Your instructions: Do any lines in the data below contain "Number"? If so, copy every one of them.

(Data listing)
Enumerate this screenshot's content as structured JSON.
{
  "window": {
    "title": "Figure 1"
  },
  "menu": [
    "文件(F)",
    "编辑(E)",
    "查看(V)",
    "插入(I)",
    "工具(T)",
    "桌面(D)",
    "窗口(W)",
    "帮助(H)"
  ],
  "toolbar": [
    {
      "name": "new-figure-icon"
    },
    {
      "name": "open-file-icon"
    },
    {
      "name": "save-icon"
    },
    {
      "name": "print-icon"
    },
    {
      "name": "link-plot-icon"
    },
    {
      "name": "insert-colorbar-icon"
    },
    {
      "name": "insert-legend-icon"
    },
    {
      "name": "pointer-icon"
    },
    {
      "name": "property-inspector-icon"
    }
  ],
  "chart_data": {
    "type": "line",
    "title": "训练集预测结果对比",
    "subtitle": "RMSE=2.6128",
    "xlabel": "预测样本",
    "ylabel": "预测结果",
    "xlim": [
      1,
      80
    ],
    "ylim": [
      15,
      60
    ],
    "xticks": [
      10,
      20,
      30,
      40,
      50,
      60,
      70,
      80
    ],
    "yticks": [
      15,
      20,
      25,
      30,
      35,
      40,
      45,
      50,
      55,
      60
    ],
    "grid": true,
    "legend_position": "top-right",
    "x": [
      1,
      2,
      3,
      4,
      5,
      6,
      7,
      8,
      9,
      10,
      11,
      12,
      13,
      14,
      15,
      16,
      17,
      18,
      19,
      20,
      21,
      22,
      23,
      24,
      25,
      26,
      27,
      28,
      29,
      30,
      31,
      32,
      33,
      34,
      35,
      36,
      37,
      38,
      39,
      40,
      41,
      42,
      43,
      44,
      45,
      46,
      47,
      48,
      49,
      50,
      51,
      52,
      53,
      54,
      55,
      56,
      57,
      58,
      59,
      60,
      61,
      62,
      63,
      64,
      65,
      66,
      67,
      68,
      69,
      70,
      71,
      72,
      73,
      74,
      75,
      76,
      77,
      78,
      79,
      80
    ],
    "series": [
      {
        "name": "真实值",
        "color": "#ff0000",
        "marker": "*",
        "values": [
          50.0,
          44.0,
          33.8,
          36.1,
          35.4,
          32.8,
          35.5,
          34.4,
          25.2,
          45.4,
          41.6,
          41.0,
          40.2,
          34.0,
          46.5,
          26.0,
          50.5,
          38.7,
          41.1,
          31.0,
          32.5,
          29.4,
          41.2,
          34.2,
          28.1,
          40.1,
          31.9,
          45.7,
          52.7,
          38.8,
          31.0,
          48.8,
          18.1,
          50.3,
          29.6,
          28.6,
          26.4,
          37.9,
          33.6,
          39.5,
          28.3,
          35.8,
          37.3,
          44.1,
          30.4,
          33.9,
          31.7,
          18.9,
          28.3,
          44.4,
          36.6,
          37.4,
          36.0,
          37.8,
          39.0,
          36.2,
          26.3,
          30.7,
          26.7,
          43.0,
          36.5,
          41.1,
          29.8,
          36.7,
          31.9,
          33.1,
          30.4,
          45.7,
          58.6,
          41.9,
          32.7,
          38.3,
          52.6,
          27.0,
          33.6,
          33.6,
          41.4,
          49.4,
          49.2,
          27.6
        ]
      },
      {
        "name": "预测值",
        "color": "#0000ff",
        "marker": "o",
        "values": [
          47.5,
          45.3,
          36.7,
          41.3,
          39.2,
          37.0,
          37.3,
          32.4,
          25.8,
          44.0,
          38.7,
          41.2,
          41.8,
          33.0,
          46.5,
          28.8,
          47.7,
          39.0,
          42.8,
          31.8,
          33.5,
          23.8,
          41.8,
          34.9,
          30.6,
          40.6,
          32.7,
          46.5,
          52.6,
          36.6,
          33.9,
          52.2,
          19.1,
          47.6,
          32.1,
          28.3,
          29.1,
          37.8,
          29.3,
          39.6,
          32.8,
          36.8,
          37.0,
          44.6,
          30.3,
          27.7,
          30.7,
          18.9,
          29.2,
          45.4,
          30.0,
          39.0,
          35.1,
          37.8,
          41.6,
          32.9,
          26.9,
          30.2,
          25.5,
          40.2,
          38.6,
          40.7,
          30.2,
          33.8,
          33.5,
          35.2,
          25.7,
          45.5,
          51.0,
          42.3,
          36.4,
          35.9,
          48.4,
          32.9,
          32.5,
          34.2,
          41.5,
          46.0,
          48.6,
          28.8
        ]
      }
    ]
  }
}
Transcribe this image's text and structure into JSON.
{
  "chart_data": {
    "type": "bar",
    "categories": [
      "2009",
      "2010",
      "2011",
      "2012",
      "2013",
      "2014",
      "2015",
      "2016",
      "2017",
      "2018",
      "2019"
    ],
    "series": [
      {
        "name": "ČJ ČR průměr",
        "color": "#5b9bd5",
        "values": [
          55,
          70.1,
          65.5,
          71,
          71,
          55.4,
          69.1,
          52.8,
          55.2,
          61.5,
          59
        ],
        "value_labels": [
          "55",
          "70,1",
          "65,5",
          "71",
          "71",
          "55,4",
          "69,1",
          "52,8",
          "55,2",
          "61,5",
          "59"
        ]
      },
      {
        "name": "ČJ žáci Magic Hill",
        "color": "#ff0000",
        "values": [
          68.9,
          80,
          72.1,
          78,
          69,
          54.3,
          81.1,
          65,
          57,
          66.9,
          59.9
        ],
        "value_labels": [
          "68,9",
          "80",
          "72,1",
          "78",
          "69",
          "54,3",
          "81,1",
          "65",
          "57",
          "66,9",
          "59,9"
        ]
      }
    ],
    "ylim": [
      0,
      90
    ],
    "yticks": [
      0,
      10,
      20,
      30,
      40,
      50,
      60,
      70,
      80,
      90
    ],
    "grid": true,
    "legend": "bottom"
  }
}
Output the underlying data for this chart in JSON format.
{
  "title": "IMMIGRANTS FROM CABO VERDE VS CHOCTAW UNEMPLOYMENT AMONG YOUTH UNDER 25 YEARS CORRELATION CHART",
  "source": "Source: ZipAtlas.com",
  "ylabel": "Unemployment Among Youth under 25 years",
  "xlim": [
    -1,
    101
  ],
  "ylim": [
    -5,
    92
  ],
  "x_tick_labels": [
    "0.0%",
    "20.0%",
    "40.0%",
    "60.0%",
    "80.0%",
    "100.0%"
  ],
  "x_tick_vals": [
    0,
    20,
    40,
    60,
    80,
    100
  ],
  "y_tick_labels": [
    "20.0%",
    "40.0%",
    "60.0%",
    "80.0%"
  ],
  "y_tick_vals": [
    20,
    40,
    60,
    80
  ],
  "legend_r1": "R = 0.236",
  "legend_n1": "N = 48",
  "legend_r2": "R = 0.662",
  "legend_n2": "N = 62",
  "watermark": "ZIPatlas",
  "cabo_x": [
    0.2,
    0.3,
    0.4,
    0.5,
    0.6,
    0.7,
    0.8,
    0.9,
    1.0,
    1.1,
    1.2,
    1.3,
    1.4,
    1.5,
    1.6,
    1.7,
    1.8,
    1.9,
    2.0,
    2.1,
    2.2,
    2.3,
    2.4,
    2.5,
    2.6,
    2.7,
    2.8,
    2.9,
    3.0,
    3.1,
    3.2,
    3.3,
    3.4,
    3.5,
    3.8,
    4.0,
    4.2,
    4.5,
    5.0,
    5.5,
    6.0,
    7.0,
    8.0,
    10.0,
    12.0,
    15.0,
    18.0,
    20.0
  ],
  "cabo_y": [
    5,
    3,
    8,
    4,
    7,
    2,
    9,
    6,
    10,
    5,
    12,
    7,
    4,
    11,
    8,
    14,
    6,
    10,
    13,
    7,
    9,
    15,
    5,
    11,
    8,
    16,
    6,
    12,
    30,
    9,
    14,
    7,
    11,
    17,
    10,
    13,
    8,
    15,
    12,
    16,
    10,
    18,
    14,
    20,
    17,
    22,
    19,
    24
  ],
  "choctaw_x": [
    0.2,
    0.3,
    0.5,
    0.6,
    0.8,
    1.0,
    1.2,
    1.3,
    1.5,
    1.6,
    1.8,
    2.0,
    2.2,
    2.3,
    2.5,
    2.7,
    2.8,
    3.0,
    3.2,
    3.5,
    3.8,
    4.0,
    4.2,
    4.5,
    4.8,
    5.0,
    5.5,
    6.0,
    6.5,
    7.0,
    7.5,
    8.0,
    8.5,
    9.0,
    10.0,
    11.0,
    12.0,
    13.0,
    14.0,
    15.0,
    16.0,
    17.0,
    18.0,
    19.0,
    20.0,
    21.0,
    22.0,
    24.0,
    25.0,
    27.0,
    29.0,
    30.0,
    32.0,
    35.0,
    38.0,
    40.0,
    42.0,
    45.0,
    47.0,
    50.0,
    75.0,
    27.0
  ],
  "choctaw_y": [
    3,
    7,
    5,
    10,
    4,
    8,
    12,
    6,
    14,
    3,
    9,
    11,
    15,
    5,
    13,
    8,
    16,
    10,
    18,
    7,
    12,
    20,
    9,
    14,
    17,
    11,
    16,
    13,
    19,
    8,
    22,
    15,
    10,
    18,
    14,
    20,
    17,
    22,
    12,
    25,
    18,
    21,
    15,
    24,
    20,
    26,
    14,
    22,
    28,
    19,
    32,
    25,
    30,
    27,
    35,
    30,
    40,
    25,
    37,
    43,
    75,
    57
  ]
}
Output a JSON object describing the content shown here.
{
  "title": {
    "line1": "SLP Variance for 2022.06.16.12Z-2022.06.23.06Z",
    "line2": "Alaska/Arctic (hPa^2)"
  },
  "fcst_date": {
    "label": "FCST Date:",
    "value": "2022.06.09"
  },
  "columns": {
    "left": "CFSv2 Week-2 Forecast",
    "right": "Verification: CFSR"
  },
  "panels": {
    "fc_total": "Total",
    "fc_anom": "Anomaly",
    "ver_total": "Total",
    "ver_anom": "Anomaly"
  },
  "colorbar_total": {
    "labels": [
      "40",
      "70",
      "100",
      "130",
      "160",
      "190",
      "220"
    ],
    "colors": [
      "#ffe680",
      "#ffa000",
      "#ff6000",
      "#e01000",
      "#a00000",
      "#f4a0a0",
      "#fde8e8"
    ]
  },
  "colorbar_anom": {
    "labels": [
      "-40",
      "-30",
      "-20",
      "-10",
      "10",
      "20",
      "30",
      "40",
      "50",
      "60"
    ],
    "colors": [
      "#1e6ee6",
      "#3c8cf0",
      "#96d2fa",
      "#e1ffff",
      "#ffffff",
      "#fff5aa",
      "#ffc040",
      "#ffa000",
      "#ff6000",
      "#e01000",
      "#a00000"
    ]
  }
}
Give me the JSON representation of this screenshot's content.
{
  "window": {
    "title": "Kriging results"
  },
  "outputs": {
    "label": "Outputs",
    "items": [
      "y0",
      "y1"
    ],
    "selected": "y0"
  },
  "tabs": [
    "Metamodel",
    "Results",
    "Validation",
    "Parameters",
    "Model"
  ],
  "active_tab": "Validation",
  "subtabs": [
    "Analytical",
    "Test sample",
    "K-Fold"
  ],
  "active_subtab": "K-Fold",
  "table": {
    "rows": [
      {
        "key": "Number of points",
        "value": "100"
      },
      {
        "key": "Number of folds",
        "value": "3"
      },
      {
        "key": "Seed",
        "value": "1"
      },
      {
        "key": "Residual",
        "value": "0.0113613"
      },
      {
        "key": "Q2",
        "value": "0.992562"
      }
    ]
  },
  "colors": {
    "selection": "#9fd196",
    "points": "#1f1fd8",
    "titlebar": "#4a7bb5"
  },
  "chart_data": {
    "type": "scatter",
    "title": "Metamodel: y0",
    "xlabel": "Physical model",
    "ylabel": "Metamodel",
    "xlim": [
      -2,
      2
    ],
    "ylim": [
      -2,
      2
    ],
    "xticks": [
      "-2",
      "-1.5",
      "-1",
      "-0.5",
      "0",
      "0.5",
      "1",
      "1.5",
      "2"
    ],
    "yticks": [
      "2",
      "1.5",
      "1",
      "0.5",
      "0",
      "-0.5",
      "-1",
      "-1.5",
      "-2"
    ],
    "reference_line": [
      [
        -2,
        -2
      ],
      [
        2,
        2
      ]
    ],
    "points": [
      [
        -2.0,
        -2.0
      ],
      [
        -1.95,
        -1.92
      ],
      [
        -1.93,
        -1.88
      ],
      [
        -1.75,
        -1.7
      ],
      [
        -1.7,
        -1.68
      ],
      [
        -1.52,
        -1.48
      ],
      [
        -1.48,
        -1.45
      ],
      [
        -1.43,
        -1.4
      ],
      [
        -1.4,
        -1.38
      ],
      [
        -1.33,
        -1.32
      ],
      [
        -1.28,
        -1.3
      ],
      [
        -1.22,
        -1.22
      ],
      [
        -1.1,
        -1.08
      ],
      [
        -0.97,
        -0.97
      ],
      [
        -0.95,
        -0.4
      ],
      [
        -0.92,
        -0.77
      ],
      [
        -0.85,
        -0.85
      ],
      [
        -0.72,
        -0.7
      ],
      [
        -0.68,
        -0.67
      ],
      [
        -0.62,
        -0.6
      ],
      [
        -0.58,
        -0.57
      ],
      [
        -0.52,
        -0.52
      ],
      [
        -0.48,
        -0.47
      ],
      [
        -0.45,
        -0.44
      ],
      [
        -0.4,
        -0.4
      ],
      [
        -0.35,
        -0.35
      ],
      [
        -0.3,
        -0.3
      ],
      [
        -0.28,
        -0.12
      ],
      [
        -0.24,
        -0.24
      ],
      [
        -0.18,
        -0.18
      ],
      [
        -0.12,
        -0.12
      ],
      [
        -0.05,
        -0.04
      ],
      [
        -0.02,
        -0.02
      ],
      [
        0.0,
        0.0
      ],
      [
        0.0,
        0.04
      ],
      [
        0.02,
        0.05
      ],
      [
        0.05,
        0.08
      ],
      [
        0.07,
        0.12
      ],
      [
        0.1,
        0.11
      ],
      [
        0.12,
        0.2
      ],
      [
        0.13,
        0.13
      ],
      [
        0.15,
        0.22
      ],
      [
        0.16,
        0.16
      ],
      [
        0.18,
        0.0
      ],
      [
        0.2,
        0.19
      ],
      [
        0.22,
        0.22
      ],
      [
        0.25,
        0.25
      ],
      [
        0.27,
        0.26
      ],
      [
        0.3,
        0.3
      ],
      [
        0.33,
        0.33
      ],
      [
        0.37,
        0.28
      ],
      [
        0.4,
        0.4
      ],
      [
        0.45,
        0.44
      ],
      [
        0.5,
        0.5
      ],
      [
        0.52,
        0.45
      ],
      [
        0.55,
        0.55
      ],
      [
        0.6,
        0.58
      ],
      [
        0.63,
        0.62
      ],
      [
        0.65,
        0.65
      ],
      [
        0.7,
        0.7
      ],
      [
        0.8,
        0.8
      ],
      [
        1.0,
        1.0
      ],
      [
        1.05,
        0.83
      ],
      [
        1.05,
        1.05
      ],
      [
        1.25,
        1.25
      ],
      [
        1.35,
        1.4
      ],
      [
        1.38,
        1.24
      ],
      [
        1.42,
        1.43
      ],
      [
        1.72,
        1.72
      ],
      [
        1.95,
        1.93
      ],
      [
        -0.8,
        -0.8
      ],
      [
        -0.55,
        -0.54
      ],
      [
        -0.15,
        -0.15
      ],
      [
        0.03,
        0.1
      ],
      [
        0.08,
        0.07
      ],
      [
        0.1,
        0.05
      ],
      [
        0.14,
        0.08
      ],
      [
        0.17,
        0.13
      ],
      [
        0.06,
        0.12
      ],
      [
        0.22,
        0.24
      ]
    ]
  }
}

Final answer:
        "key": "Number of points",
        "key": "Number of folds",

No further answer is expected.